§ **GOAL**:
For the entries that follow, state how many lines include the word "into", giving the number and nothing else.

§ **DATA FOR THE TASK**:

━━━━━━━━

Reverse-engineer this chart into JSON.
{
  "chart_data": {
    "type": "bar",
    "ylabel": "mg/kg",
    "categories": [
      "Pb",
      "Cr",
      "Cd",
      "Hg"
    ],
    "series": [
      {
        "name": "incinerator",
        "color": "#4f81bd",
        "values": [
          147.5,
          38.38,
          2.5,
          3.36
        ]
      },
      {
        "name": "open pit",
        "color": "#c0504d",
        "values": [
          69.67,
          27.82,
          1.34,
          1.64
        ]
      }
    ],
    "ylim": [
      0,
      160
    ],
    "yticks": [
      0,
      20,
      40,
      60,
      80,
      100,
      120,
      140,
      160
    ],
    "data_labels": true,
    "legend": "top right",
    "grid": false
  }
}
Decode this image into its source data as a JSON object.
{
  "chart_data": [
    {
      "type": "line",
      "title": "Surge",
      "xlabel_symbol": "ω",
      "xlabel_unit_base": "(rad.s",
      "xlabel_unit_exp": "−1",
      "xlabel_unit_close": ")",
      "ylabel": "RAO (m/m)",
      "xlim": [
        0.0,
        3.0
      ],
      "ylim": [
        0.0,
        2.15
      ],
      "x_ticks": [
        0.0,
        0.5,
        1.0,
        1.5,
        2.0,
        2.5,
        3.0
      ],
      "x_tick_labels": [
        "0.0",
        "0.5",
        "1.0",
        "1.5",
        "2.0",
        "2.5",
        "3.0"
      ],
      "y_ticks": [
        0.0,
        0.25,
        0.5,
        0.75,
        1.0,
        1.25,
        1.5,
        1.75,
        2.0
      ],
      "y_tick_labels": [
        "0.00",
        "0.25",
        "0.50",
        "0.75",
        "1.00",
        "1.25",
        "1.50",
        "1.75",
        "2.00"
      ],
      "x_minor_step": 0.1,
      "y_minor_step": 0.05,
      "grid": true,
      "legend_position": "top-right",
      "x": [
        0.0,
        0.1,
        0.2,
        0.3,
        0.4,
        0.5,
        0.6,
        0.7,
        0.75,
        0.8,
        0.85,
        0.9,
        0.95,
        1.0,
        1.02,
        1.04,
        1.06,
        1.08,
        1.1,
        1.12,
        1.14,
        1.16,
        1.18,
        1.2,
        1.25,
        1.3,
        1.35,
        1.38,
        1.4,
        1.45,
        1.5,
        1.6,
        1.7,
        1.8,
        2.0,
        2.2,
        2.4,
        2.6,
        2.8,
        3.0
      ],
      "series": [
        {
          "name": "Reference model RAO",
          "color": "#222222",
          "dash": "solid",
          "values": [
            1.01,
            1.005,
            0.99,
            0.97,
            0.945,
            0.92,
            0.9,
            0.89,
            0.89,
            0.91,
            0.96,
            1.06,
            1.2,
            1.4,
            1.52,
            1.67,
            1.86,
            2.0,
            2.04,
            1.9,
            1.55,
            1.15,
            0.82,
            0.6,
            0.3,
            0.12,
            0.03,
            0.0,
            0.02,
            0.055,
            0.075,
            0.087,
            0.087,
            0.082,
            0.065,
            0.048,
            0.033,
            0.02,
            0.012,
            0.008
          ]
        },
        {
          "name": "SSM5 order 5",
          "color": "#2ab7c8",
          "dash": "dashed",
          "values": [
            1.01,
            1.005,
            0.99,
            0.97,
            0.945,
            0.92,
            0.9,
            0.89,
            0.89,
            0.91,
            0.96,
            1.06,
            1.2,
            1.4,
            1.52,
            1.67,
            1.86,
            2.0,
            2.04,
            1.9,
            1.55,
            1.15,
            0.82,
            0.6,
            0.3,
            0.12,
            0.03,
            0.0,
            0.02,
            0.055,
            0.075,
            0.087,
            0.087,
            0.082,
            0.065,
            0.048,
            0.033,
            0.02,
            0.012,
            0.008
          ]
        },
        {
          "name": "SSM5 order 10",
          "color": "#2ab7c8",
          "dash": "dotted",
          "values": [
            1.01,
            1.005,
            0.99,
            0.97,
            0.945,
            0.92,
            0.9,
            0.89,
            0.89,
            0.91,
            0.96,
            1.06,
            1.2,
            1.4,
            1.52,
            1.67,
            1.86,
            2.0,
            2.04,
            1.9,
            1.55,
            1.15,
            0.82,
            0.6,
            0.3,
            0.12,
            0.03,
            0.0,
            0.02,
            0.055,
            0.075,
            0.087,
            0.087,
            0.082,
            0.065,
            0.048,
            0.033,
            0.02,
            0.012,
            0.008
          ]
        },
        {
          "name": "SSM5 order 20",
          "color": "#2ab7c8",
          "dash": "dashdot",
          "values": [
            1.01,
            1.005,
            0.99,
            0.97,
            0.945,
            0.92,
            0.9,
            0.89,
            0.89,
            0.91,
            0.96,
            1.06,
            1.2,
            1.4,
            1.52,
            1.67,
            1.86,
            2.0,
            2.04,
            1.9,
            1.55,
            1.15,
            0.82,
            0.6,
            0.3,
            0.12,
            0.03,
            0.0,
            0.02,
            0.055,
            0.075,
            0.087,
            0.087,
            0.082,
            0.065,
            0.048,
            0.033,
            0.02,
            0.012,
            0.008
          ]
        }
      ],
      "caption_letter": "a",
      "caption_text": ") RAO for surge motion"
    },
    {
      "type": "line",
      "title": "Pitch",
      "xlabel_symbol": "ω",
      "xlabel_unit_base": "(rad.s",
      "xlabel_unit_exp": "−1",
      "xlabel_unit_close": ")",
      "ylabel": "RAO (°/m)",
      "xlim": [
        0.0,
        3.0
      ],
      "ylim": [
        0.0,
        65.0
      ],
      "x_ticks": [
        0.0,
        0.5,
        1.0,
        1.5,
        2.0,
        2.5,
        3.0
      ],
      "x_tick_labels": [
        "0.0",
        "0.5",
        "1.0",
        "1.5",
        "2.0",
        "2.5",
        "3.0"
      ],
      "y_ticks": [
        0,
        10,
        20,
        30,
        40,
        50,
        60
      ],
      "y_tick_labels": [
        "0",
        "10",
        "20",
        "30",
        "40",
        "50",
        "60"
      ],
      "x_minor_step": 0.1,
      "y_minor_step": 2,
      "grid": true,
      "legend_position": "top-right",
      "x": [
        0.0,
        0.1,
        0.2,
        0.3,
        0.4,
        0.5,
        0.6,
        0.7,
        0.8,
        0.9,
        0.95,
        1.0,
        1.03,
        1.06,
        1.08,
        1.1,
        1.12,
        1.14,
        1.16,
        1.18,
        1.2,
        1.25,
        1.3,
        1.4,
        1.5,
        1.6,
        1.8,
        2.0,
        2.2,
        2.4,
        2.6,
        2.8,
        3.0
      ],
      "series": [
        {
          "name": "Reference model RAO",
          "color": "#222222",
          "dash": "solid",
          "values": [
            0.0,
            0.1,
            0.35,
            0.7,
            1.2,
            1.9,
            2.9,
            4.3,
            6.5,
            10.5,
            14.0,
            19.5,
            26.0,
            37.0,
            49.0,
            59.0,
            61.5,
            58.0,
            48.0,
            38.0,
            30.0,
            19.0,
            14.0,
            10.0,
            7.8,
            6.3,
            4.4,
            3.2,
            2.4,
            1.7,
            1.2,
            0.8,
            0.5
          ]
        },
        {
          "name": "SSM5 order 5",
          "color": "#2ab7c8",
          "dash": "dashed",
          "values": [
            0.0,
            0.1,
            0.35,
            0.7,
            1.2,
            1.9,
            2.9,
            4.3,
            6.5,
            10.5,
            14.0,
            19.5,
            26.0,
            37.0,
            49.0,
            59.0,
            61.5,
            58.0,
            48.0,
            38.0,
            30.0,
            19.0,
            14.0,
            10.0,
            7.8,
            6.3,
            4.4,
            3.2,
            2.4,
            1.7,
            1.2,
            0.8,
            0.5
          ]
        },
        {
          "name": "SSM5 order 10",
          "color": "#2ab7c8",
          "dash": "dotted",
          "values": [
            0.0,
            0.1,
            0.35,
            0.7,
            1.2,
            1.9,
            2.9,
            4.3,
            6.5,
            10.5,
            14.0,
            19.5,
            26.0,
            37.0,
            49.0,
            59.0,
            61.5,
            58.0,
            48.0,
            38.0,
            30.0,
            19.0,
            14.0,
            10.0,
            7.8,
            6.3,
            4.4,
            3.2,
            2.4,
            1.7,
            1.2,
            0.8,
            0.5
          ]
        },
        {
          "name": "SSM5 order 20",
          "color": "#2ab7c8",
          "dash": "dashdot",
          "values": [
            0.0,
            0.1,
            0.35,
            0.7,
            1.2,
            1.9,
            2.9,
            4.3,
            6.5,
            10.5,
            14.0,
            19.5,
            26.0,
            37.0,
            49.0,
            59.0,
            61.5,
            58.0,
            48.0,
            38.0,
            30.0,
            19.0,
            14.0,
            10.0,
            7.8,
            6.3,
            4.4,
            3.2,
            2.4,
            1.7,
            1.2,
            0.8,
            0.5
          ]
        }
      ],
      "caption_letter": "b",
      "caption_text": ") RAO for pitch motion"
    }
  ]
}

━━━━━━━━

§ **RESPONSE TO THE TASK**:
2